Problem statement >> Transcribe each line of the material as it is, and drop any picture.

Records excerpted from a collection >>
◇ ◇ ◇ ◇ ◇

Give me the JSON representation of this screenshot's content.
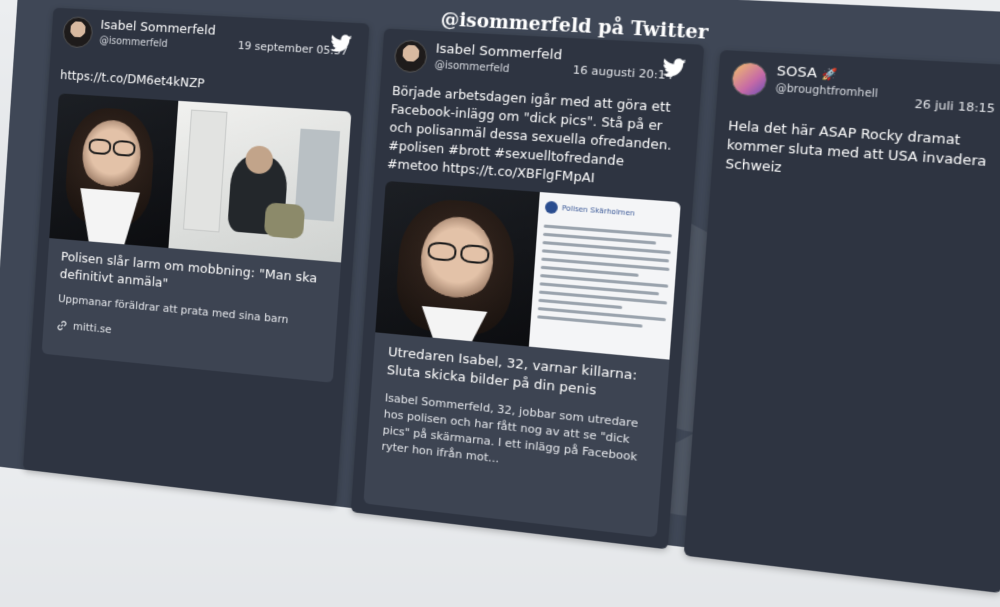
{
  "board": {
    "title": "@isommerfeld på Twitter"
  },
  "tweets": [
    {
      "name": "Isabel Sommerfeld",
      "handle": "@isommerfeld",
      "date": "19 september 05:57",
      "text": "https://t.co/DM6et4kNZP",
      "card": {
        "title": "Polisen slår larm om mobbning: \"Man ska definitivt anmäla\"",
        "description": "Uppmanar föräldrar att prata med sina barn",
        "domain": "mitti.se"
      }
    },
    {
      "name": "Isabel Sommerfeld",
      "handle": "@isommerfeld",
      "date": "16 augusti 20:14",
      "text": "Började arbetsdagen igår med att göra ett Facebook-inlägg om \"dick pics\". Stå på er och polisanmäl dessa sexuella ofredanden. #polisen #brott #sexuelltofredande #metoo  https://t.co/XBFlgFMpAI",
      "card": {
        "title": "Utredaren Isabel, 32, varnar killarna: Sluta skicka bilder på din penis",
        "description": "Isabel Sommerfeld, 32, jobbar som utredare hos polisen och har fått nog av att se \"dick pics\" på skärmarna. I ett inlägg på Facebook ryter hon ifrån mot..."
      },
      "inset_header": "Polisen Skärholmen"
    },
    {
      "name": "SOSA",
      "name_emoji": "🚀",
      "handle": "@broughtfromhell",
      "date": "26 juli 18:15",
      "text": "Hela det här ASAP Rocky dramat kommer sluta med att USA invadera Schweiz"
    }
  ],
  "colors": {
    "board": "#3f4756",
    "card": "#2e3441",
    "media": "#3d4452",
    "text": "#ffffff"
  },
  "icons": [
    "twitter-bird-icon",
    "link-icon"
  ]
}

◇ ◇ ◇ ◇ ◇

Task solution >>
Give me the JSON representation of this screenshot's content.
{
  "board": {
    "title": "@isommerfeld på Twitter"
  },
  "tweets": [
    {
      "name": "Isabel Sommerfeld",
      "handle": "@isommerfeld",
      "date": "19 september 05:57",
      "text": "https://t.co/DM6et4kNZP",
      "card": {
        "title": "Polisen slår larm om mobbning: \"Man ska definitivt anmäla\"",
        "description": "Uppmanar föräldrar att prata med sina barn",
        "domain": "mitti.se"
      }
    },
    {
      "name": "Isabel Sommerfeld",
      "handle": "@isommerfeld",
      "date": "16 augusti 20:14",
      "text": "Började arbetsdagen igår med att göra ett Facebook-inlägg om \"dick pics\". Stå på er och polisanmäl dessa sexuella ofredanden. #polisen #brott #sexuelltofredande #metoo  https://t.co/XBFlgFMpAI",
      "card": {
        "title": "Utredaren Isabel, 32, varnar killarna: Sluta skicka bilder på din penis",
        "description": "Isabel Sommerfeld, 32, jobbar som utredare hos polisen och har fått nog av att se \"dick pics\" på skärmarna. I ett inlägg på Facebook ryter hon ifrån mot..."
      },
      "inset_header": "Polisen Skärholmen"
    },
    {
      "name": "SOSA",
      "name_emoji": "🚀",
      "handle": "@broughtfromhell",
      "date": "26 juli 18:15",
      "text": "Hela det här ASAP Rocky dramat kommer sluta med att USA invadera Schweiz"
    }
  ],
  "colors": {
    "board": "#3f4756",
    "card": "#2e3441",
    "media": "#3d4452",
    "text": "#ffffff"
  },
  "icons": [
    "twitter-bird-icon",
    "link-icon"
  ]
}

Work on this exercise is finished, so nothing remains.